Projet de loi de Finances

Projet de loi de Finances 2011 : entre maîtrise des déficits et soutien de la croissance

  • le 5 octobre 2010

Présenté en Conseil des Ministres le 29 septembre, le projet de loi de Finances (PLF) pour 2011, s’inscrit dans « le cadre d’une stratégie globale de réduction des déficits publics et d’accompagnement de la reprise de l’activité ». La réduction des niches fiscales devrait rapporter 9,4 milliards d’euros l’an prochain.

Les mesures fiscales, outre l’habituelle actualisation du barème de l’impôt sur le revenu, s’articulent autour de deux axes : « d’une part, la maîtrise des déficits publics, tout en préservant le financement de notre système de solidarité, et d’autre part la poursuite de l’adaptation de notre dispositif fiscal au service de l’économie et de la croissance ».

La mise en œuvre du premier objectif repose sur une réduction des dépenses fiscales, « plutôt que sur une augmentation généralisée des impôts ».

Le désormais fameux « coup de rabot » sur les niches fiscales et sociales se traduit, pour assurer le financement de la réforme des retraites, par la création d’une contribution sur les hauts revenus et revenus du patrimoine, sous la forme d’une majoration de 1 point des taux, qui ne devrait pas être prise en compte dans le calcul du « bouclier fiscal ». Cette contribution devrait porter sur :
- la tranche d’imposition la plus élevée du barème de l’impôt sur le revenu, passant ainsi de 40 % à 41 % ;
- le taux du prélèvement forfaitaire libératoire sur les dividendes et intérêts sur produits de placement à taux fixe et de la retenue à la source sur les dividendes payés à des personnes non résidentes fiscales françaises, actuellement de 18 %, porté à 19 % ;
- le taux applicable aux plus-values sur cession de valeurs mobilières devrait être relevé de 18 % à 19 %, celui applicable aux plus-values immobilières, de 16 % à 17 %.

Données extraites:
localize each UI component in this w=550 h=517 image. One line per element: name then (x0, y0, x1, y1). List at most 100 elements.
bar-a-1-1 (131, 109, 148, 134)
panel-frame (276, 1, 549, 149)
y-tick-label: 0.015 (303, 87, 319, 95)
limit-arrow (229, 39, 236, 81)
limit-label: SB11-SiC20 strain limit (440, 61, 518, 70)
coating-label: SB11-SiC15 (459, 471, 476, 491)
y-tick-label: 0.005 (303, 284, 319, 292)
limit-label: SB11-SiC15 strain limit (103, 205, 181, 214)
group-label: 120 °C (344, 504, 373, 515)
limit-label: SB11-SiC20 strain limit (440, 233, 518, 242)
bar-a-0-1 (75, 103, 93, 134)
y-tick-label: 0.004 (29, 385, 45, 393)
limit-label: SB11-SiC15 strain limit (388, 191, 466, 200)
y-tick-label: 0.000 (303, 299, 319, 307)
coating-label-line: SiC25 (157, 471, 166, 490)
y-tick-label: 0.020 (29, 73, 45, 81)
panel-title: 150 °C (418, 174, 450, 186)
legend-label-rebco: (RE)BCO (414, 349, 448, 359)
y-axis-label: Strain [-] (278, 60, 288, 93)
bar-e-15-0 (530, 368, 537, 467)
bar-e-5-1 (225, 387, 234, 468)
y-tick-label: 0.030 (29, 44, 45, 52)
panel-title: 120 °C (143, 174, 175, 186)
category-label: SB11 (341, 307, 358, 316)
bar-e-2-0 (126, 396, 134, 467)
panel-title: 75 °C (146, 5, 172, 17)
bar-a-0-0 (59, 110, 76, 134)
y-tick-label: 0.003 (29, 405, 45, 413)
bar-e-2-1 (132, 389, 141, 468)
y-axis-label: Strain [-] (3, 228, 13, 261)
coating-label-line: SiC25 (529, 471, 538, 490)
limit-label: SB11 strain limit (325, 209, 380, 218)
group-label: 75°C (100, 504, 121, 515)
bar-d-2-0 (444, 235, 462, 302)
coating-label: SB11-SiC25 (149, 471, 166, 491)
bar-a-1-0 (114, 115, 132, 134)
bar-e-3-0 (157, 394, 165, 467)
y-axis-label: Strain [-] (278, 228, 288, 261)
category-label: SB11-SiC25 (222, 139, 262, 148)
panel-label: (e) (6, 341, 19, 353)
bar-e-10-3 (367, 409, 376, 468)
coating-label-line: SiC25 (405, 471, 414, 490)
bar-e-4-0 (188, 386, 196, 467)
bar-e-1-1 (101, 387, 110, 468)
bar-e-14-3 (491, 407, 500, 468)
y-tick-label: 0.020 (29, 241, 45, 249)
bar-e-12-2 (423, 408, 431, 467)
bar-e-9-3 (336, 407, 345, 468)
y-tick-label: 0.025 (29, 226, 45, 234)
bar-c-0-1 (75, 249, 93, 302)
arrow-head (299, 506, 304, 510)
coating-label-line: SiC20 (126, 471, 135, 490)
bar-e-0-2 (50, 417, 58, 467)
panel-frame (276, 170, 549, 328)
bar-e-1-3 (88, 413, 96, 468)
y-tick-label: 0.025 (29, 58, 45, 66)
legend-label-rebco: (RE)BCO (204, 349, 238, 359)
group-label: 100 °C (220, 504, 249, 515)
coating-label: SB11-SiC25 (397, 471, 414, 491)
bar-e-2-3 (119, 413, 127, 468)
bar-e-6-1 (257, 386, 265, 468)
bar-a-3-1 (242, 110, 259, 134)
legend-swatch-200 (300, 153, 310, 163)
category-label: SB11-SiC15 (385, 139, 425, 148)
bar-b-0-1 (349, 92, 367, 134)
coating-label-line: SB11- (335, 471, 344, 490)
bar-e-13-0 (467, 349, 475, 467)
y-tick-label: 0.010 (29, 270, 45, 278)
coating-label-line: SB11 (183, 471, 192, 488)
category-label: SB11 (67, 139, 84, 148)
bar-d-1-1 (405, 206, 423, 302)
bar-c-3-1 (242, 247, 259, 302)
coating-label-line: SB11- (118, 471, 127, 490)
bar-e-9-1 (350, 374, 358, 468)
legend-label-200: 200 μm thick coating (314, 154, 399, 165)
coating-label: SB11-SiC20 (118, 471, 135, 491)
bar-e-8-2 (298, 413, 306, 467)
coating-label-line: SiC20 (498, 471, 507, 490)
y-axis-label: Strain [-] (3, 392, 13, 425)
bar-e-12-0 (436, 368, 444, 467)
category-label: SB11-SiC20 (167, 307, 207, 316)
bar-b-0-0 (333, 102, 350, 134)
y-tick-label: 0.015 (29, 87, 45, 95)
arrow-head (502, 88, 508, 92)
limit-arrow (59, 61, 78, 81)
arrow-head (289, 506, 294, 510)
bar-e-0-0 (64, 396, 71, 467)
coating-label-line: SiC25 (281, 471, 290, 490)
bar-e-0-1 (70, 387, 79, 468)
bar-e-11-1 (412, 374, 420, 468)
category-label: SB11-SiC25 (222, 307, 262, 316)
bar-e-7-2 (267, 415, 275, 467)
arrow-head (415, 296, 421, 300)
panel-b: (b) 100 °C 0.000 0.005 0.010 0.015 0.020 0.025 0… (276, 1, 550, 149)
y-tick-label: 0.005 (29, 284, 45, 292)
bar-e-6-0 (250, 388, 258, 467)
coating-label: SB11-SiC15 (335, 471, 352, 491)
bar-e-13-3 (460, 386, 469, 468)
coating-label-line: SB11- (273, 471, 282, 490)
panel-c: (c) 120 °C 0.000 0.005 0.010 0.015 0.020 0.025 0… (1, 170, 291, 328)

Travail à faire:
**a)** D'après le texte sur le projet de loi de Finances 2011, dans quel but une contribution sur les hauts revenus et les revenus du patrimoine est-elle créée ? Expliquez-le en une à trois phrases.
**b)** Citez le passage du texte sur le projet de loi de Finances 2011 qui commence par les mots « Présenté en Conseil » et se termine par « d’euros l’an prochain. ».

Résultats des tâches:
**a)** Cette contribution est créée pour assurer le financement de la réforme des retraites. Elle découle du « coup de rabot » sur les niches fiscales et sociales. Elle prend la forme d'une majoration de 1 point des taux.

**b)**
Présenté en Conseil des Ministres le 29 septembre, le projet de loi de Finances (PLF) pour 2011, s’inscrit dans « le cadre d’une stratégie globale de réduction des déficits publics et d’accompagnement de la reprise de l’activité ». La réduction des niches fiscales devrait rapporter 9,4 milliards d’euros l’an prochain.